** begin DATA PROVIDED **

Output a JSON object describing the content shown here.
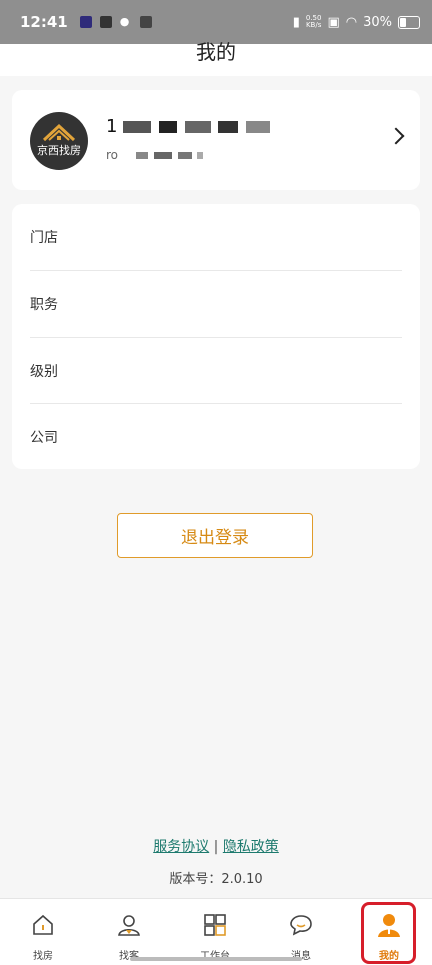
{
  "status_bar": {
    "time": "12:41",
    "net_speed_value": "0.50",
    "net_speed_unit": "KB/s",
    "battery": "30%"
  },
  "header": {
    "title": "我的"
  },
  "profile": {
    "avatar_text": "京西找房",
    "name_prefix": "1",
    "sub_prefix": "ro"
  },
  "info_items": [
    "门店",
    "职务",
    "级别",
    "公司"
  ],
  "logout_label": "退出登录",
  "footer": {
    "service_agreement": "服务协议",
    "separator": "|",
    "privacy_policy": "隐私政策",
    "version": "版本号：2.0.10"
  },
  "nav": {
    "items": [
      "找房",
      "找客",
      "工作台",
      "消息",
      "我的"
    ],
    "active_index": 4
  },
  "colors": {
    "accent": "#e09b2a",
    "active_nav": "#e07a0a",
    "link": "#1d7a6e",
    "highlight_outline": "#d61e2a"
  }
}
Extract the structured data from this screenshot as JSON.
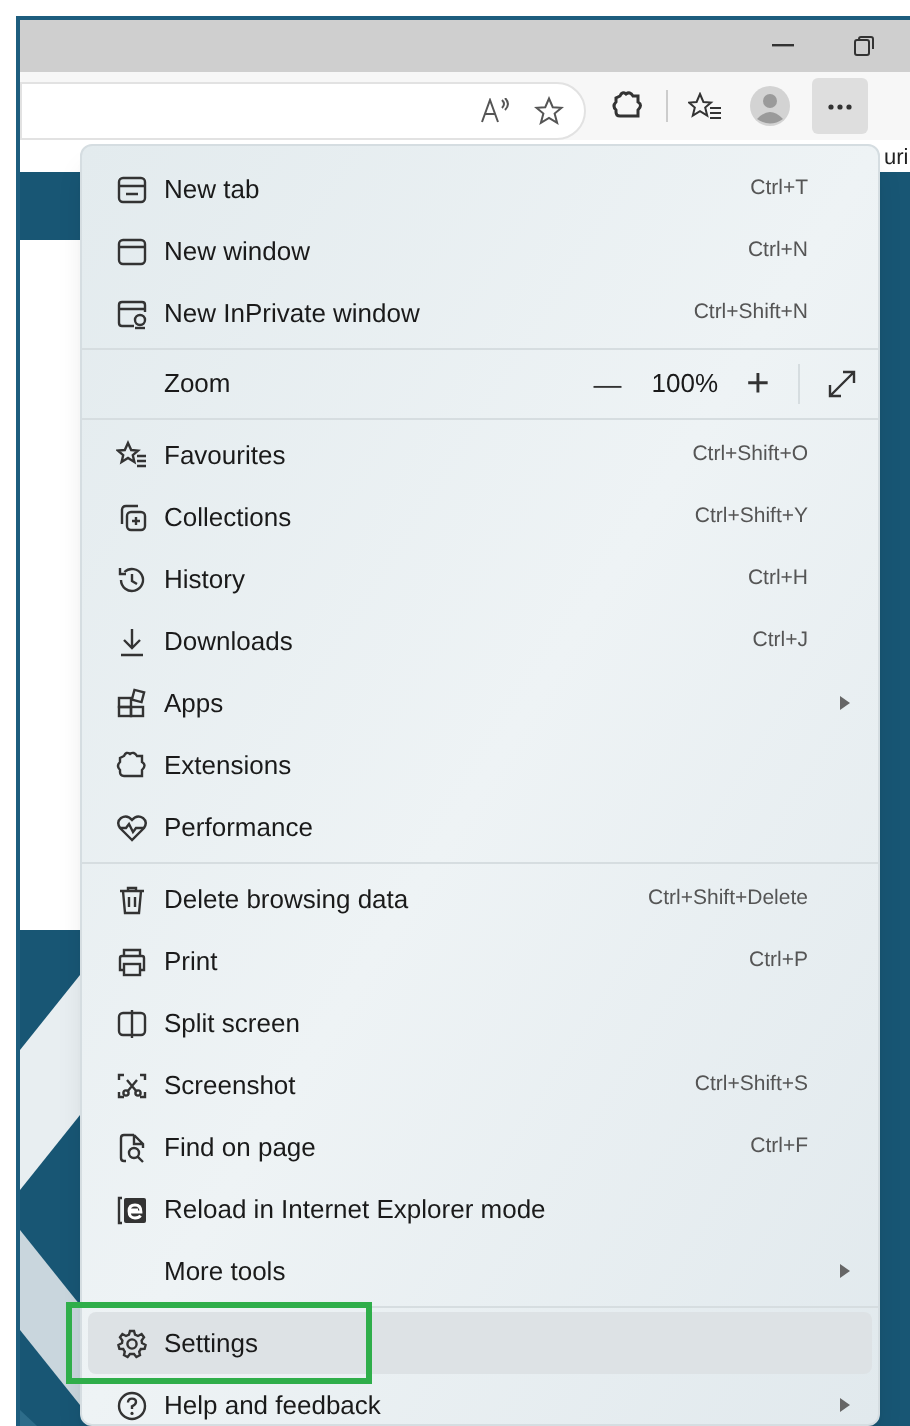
{
  "page": {
    "text": "uri"
  },
  "menu": {
    "items": [
      {
        "kind": "item",
        "label": "New tab",
        "shortcut": "Ctrl+T",
        "submenu": false,
        "selected": false
      },
      {
        "kind": "item",
        "label": "New window",
        "shortcut": "Ctrl+N",
        "submenu": false,
        "selected": false
      },
      {
        "kind": "item",
        "label": "New InPrivate window",
        "shortcut": "Ctrl+Shift+N",
        "submenu": false,
        "selected": false
      },
      {
        "kind": "separator"
      },
      {
        "kind": "zoom",
        "label": "Zoom",
        "value": "100%",
        "minus": "—",
        "plus": "+"
      },
      {
        "kind": "separator"
      },
      {
        "kind": "item",
        "label": "Favourites",
        "shortcut": "Ctrl+Shift+O",
        "submenu": false,
        "selected": false
      },
      {
        "kind": "item",
        "label": "Collections",
        "shortcut": "Ctrl+Shift+Y",
        "submenu": false,
        "selected": false
      },
      {
        "kind": "item",
        "label": "History",
        "shortcut": "Ctrl+H",
        "submenu": false,
        "selected": false
      },
      {
        "kind": "item",
        "label": "Downloads",
        "shortcut": "Ctrl+J",
        "submenu": false,
        "selected": false
      },
      {
        "kind": "item",
        "label": "Apps",
        "submenu": true,
        "selected": false
      },
      {
        "kind": "item",
        "label": "Extensions",
        "submenu": false,
        "selected": false
      },
      {
        "kind": "item",
        "label": "Performance",
        "submenu": false,
        "selected": false
      },
      {
        "kind": "separator"
      },
      {
        "kind": "item",
        "label": "Delete browsing data",
        "shortcut": "Ctrl+Shift+Delete",
        "submenu": false,
        "selected": false
      },
      {
        "kind": "item",
        "label": "Print",
        "shortcut": "Ctrl+P",
        "submenu": false,
        "selected": false
      },
      {
        "kind": "item",
        "label": "Split screen",
        "submenu": false,
        "selected": false
      },
      {
        "kind": "item",
        "label": "Screenshot",
        "shortcut": "Ctrl+Shift+S",
        "submenu": false,
        "selected": false
      },
      {
        "kind": "item",
        "label": "Find on page",
        "shortcut": "Ctrl+F",
        "submenu": false,
        "selected": false
      },
      {
        "kind": "item",
        "label": "Reload in Internet Explorer mode",
        "submenu": false,
        "selected": false
      },
      {
        "kind": "item",
        "label": "More tools",
        "submenu": true,
        "selected": false
      },
      {
        "kind": "separator"
      },
      {
        "kind": "item",
        "label": "Settings",
        "submenu": false,
        "selected": true,
        "highlighted": true
      },
      {
        "kind": "item",
        "label": "Help and feedback",
        "submenu": true,
        "selected": false
      }
    ]
  }
}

** end DATA PROVIDED **

## TASK TO COMPLETE
Repeat every record above exactly, but leave out any pictures.

## RESPONSE TO THIS TASK
Output a JSON object describing the content shown here.
{
  "status_bar": {
    "time": "12:41",
    "net_speed_value": "0.50",
    "net_speed_unit": "KB/s",
    "battery": "30%"
  },
  "header": {
    "title": "我的"
  },
  "profile": {
    "avatar_text": "京西找房",
    "name_prefix": "1",
    "sub_prefix": "ro"
  },
  "info_items": [
    "门店",
    "职务",
    "级别",
    "公司"
  ],
  "logout_label": "退出登录",
  "footer": {
    "service_agreement": "服务协议",
    "separator": "|",
    "privacy_policy": "隐私政策",
    "version": "版本号：2.0.10"
  },
  "nav": {
    "items": [
      "找房",
      "找客",
      "工作台",
      "消息",
      "我的"
    ],
    "active_index": 4
  },
  "colors": {
    "accent": "#e09b2a",
    "active_nav": "#e07a0a",
    "link": "#1d7a6e",
    "highlight_outline": "#d61e2a"
  }
}
Extract the structured data from this screenshot as JSON.
{
  "page": {
    "text": "uri"
  },
  "menu": {
    "items": [
      {
        "kind": "item",
        "label": "New tab",
        "shortcut": "Ctrl+T",
        "submenu": false,
        "selected": false
      },
      {
        "kind": "item",
        "label": "New window",
        "shortcut": "Ctrl+N",
        "submenu": false,
        "selected": false
      },
      {
        "kind": "item",
        "label": "New InPrivate window",
        "shortcut": "Ctrl+Shift+N",
        "submenu": false,
        "selected": false
      },
      {
        "kind": "separator"
      },
      {
        "kind": "zoom",
        "label": "Zoom",
        "value": "100%",
        "minus": "—",
        "plus": "+"
      },
      {
        "kind": "separator"
      },
      {
        "kind": "item",
        "label": "Favourites",
        "shortcut": "Ctrl+Shift+O",
        "submenu": false,
        "selected": false
      },
      {
        "kind": "item",
        "label": "Collections",
        "shortcut": "Ctrl+Shift+Y",
        "submenu": false,
        "selected": false
      },
      {
        "kind": "item",
        "label": "History",
        "shortcut": "Ctrl+H",
        "submenu": false,
        "selected": false
      },
      {
        "kind": "item",
        "label": "Downloads",
        "shortcut": "Ctrl+J",
        "submenu": false,
        "selected": false
      },
      {
        "kind": "item",
        "label": "Apps",
        "submenu": true,
        "selected": false
      },
      {
        "kind": "item",
        "label": "Extensions",
        "submenu": false,
        "selected": false
      },
      {
        "kind": "item",
        "label": "Performance",
        "submenu": false,
        "selected": false
      },
      {
        "kind": "separator"
      },
      {
        "kind": "item",
        "label": "Delete browsing data",
        "shortcut": "Ctrl+Shift+Delete",
        "submenu": false,
        "selected": false
      },
      {
        "kind": "item",
        "label": "Print",
        "shortcut": "Ctrl+P",
        "submenu": false,
        "selected": false
      },
      {
        "kind": "item",
        "label": "Split screen",
        "submenu": false,
        "selected": false
      },
      {
        "kind": "item",
        "label": "Screenshot",
        "shortcut": "Ctrl+Shift+S",
        "submenu": false,
        "selected": false
      },
      {
        "kind": "item",
        "label": "Find on page",
        "shortcut": "Ctrl+F",
        "submenu": false,
        "selected": false
      },
      {
        "kind": "item",
        "label": "Reload in Internet Explorer mode",
        "submenu": false,
        "selected": false
      },
      {
        "kind": "item",
        "label": "More tools",
        "submenu": true,
        "selected": false
      },
      {
        "kind": "separator"
      },
      {
        "kind": "item",
        "label": "Settings",
        "submenu": false,
        "selected": true,
        "highlighted": true
      },
      {
        "kind": "item",
        "label": "Help and feedback",
        "submenu": true,
        "selected": false
      }
    ]
  }
}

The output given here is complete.